== Directive ==
The entries below are to be repeated exactly as they stand.

== Supplied material ==
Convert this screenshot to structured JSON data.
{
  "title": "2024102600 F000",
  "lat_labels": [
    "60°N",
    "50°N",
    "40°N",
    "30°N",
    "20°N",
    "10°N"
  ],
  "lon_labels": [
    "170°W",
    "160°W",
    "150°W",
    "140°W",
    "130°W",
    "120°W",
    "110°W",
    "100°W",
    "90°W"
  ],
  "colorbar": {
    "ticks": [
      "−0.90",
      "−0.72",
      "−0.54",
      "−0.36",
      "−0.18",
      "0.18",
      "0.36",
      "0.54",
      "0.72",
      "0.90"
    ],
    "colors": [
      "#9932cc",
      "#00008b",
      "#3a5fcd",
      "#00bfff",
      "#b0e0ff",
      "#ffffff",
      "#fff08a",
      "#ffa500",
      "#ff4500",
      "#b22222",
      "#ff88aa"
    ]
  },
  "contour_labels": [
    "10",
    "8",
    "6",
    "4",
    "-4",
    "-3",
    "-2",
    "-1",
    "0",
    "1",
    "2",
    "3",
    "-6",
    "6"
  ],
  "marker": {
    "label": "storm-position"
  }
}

== Task solution ==
Convert this screenshot to structured JSON data.
{
  "title": "2024102600 F000",
  "lat_labels": [
    "60°N",
    "50°N",
    "40°N",
    "30°N",
    "20°N",
    "10°N"
  ],
  "lon_labels": [
    "170°W",
    "160°W",
    "150°W",
    "140°W",
    "130°W",
    "120°W",
    "110°W",
    "100°W",
    "90°W"
  ],
  "colorbar": {
    "ticks": [
      "−0.90",
      "−0.72",
      "−0.54",
      "−0.36",
      "−0.18",
      "0.18",
      "0.36",
      "0.54",
      "0.72",
      "0.90"
    ],
    "colors": [
      "#9932cc",
      "#00008b",
      "#3a5fcd",
      "#00bfff",
      "#b0e0ff",
      "#ffffff",
      "#fff08a",
      "#ffa500",
      "#ff4500",
      "#b22222",
      "#ff88aa"
    ]
  },
  "contour_labels": [
    "10",
    "8",
    "6",
    "4",
    "-4",
    "-3",
    "-2",
    "-1",
    "0",
    "1",
    "2",
    "3",
    "-6",
    "6"
  ],
  "marker": {
    "label": "storm-position"
  }
}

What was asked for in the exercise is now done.